YOUR TASK
All entries are to be given again verbatim.

──────── MATERIAL PROVIDED

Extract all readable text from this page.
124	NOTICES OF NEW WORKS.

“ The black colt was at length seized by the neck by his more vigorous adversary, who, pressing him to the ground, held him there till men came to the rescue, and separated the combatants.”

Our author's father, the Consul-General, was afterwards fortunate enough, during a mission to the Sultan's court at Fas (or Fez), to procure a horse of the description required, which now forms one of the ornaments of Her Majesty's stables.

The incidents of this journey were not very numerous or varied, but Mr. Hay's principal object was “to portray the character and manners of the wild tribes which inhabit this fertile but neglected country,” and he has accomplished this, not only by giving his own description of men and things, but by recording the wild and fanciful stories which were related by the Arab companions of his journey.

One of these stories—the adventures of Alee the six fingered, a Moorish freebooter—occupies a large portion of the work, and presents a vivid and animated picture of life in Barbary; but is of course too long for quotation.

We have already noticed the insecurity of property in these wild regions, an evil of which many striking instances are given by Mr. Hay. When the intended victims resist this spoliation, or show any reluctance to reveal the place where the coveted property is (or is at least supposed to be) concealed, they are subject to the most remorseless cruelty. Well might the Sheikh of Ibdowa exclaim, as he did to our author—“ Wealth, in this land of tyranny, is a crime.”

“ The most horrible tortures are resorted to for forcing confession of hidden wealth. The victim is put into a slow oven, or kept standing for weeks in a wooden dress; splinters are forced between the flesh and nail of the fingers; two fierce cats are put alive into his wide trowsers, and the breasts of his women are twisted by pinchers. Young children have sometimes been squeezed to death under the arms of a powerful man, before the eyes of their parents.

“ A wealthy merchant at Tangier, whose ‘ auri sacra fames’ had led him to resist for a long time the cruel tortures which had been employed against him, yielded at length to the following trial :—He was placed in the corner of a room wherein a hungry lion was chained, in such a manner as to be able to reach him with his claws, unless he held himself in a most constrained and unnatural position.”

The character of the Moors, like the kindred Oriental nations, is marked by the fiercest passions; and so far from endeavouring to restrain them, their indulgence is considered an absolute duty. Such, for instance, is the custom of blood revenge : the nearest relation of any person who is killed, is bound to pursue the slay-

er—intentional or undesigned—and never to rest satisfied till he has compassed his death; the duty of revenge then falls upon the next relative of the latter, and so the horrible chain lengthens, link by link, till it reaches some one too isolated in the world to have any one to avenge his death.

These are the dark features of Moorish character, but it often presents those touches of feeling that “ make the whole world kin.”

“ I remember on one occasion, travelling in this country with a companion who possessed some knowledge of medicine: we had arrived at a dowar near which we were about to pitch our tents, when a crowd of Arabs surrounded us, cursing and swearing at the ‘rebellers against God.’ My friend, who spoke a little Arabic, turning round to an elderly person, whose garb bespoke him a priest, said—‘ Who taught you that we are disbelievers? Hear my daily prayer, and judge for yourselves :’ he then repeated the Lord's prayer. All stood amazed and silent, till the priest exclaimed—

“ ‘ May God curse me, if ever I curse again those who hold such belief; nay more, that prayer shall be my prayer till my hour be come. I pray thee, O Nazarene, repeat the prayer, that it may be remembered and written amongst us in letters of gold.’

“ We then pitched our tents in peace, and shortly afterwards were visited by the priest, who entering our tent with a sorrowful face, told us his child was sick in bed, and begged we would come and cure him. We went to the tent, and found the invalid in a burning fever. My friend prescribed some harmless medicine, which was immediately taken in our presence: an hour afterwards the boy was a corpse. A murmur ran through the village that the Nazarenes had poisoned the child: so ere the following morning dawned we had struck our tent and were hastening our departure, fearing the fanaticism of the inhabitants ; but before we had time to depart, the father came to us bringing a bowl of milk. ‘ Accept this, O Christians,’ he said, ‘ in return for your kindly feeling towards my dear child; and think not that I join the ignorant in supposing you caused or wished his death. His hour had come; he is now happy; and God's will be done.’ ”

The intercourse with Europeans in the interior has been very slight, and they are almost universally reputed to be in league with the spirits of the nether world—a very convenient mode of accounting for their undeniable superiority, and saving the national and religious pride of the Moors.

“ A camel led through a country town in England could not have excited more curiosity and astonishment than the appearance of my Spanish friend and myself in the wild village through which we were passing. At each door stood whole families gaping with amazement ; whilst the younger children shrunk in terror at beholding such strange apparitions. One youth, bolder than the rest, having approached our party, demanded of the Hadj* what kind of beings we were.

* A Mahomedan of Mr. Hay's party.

────────────────

CORRECT RESULT
Extract all readable text from this page.
124	NOTICES OF NEW WORKS.

“ The black colt was at length seized by the neck by his more vigorous adversary, who, pressing him to the ground, held him there till men came to the rescue, and separated the combatants.”

Our author's father, the Consul-General, was afterwards fortunate enough, during a mission to the Sultan's court at Fas (or Fez), to procure a horse of the description required, which now forms one of the ornaments of Her Majesty's stables.

The incidents of this journey were not very numerous or varied, but Mr. Hay's principal object was “to portray the character and manners of the wild tribes which inhabit this fertile but neglected country,” and he has accomplished this, not only by giving his own description of men and things, but by recording the wild and fanciful stories which were related by the Arab companions of his journey.

One of these stories—the adventures of Alee the six fingered, a Moorish freebooter—occupies a large portion of the work, and presents a vivid and animated picture of life in Barbary; but is of course too long for quotation.

We have already noticed the insecurity of property in these wild regions, an evil of which many striking instances are given by Mr. Hay. When the intended victims resist this spoliation, or show any reluctance to reveal the place where the coveted property is (or is at least supposed to be) concealed, they are subject to the most remorseless cruelty. Well might the Sheikh of Ibdowa exclaim, as he did to our author—“ Wealth, in this land of tyranny, is a crime.”

“ The most horrible tortures are resorted to for forcing confession of hidden wealth. The victim is put into a slow oven, or kept standing for weeks in a wooden dress; splinters are forced between the flesh and nail of the fingers; two fierce cats are put alive into his wide trowsers, and the breasts of his women are twisted by pinchers. Young children have sometimes been squeezed to death under the arms of a powerful man, before the eyes of their parents.

“ A wealthy merchant at Tangier, whose ‘ auri sacra fames’ had led him to resist for a long time the cruel tortures which had been employed against him, yielded at length to the following trial :—He was placed in the corner of a room wherein a hungry lion was chained, in such a manner as to be able to reach him with his claws, unless he held himself in a most constrained and unnatural position.”

The character of the Moors, like the kindred Oriental nations, is marked by the fiercest passions; and so far from endeavouring to restrain them, their indulgence is considered an absolute duty. Such, for instance, is the custom of blood revenge : the nearest relation of any person who is killed, is bound to pursue the slay-

er—intentional or undesigned—and never to rest satisfied till he has compassed his death; the duty of revenge then falls upon the next relative of the latter, and so the horrible chain lengthens, link by link, till it reaches some one too isolated in the world to have any one to avenge his death.

These are the dark features of Moorish character, but it often presents those touches of feeling that “ make the whole world kin.”

“ I remember on one occasion, travelling in this country with a companion who possessed some knowledge of medicine: we had arrived at a dowar near which we were about to pitch our tents, when a crowd of Arabs surrounded us, cursing and swearing at the ‘rebellers against God.’ My friend, who spoke a little Arabic, turning round to an elderly person, whose garb bespoke him a priest, said—‘ Who taught you that we are disbelievers? Hear my daily prayer, and judge for yourselves :’ he then repeated the Lord's prayer. All stood amazed and silent, till the priest exclaimed—

“ ‘ May God curse me, if ever I curse again those who hold such belief; nay more, that prayer shall be my prayer till my hour be come. I pray thee, O Nazarene, repeat the prayer, that it may be remembered and written amongst us in letters of gold.’

“ We then pitched our tents in peace, and shortly afterwards were visited by the priest, who entering our tent with a sorrowful face, told us his child was sick in bed, and begged we would come and cure him. We went to the tent, and found the invalid in a burning fever. My friend prescribed some harmless medicine, which was immediately taken in our presence: an hour afterwards the boy was a corpse. A murmur ran through the village that the Nazarenes had poisoned the child: so ere the following morning dawned we had struck our tent and were hastening our departure, fearing the fanaticism of the inhabitants ; but before we had time to depart, the father came to us bringing a bowl of milk. ‘ Accept this, O Christians,’ he said, ‘ in return for your kindly feeling towards my dear child; and think not that I join the ignorant in supposing you caused or wished his death. His hour had come; he is now happy; and God's will be done.’ ”

The intercourse with Europeans in the interior has been very slight, and they are almost universally reputed to be in league with the spirits of the nether world—a very convenient mode of accounting for their undeniable superiority, and saving the national and religious pride of the Moors.

“ A camel led through a country town in England could not have excited more curiosity and astonishment than the appearance of my Spanish friend and myself in the wild village through which we were passing. At each door stood whole families gaping with amazement ; whilst the younger children shrunk in terror at beholding such strange apparitions. One youth, bolder than the rest, having approached our party, demanded of the Hadj* what kind of beings we were.

* A Mahomedan of Mr. Hay's party.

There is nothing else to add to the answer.